_DIRECTIONS FOR THIS TASK_. The records should be repeated word for word, pictures excluded.

_Extracted records_.
──────
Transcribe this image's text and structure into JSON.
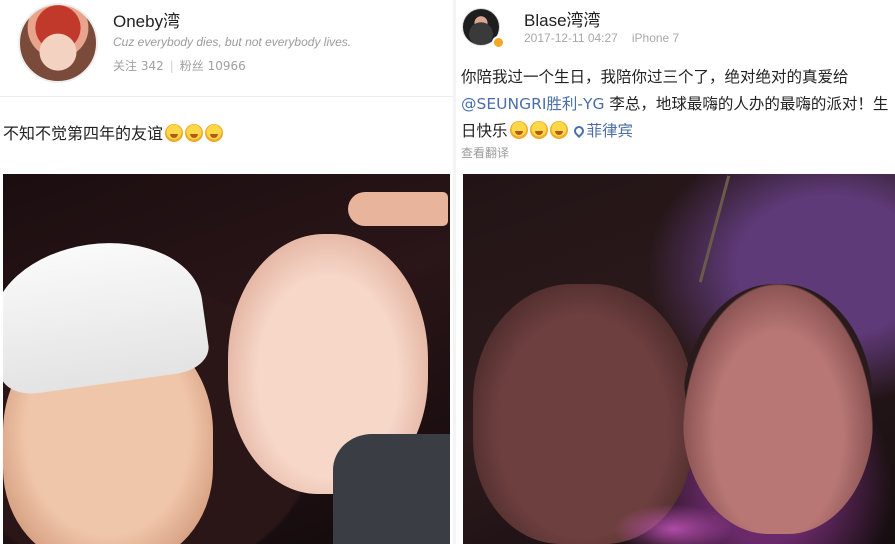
{
  "left_post": {
    "username": "Oneby湾",
    "bio": "Cuz everybody dies, but not everybody lives.",
    "following_label": "关注 342",
    "followers_label": "粉丝 10966",
    "separator": "|",
    "text": "不知不觉第四年的友谊",
    "emoji_count": 3,
    "emoji_icon": "crying-face-icon"
  },
  "right_post": {
    "username": "Blase湾湾",
    "timestamp": "2017-12-11 04:27",
    "device": "iPhone 7",
    "text_part1": "你陪我过一个生日，我陪你过三个了，绝对绝对的真爱给",
    "mention": "@SEUNGRI胜利-YG",
    "text_part2": " 李总，地球最嗨的人办的最嗨的派对！生日快乐",
    "emoji_count": 3,
    "emoji_icon": "crying-laughing-face-icon",
    "location": "菲律宾",
    "location_icon": "location-pin-icon",
    "translate_label": "查看翻译"
  },
  "colors": {
    "link": "#4a6ea9",
    "muted": "#9b9b9b",
    "badge": "#f5a623"
  }
}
──────
_FULL OUTPUT_.
Transcribe this image's text and structure into JSON.
{
  "left_post": {
    "username": "Oneby湾",
    "bio": "Cuz everybody dies, but not everybody lives.",
    "following_label": "关注 342",
    "followers_label": "粉丝 10966",
    "separator": "|",
    "text": "不知不觉第四年的友谊",
    "emoji_count": 3,
    "emoji_icon": "crying-face-icon"
  },
  "right_post": {
    "username": "Blase湾湾",
    "timestamp": "2017-12-11 04:27",
    "device": "iPhone 7",
    "text_part1": "你陪我过一个生日，我陪你过三个了，绝对绝对的真爱给",
    "mention": "@SEUNGRI胜利-YG",
    "text_part2": " 李总，地球最嗨的人办的最嗨的派对！生日快乐",
    "emoji_count": 3,
    "emoji_icon": "crying-laughing-face-icon",
    "location": "菲律宾",
    "location_icon": "location-pin-icon",
    "translate_label": "查看翻译"
  },
  "colors": {
    "link": "#4a6ea9",
    "muted": "#9b9b9b",
    "badge": "#f5a623"
  }
}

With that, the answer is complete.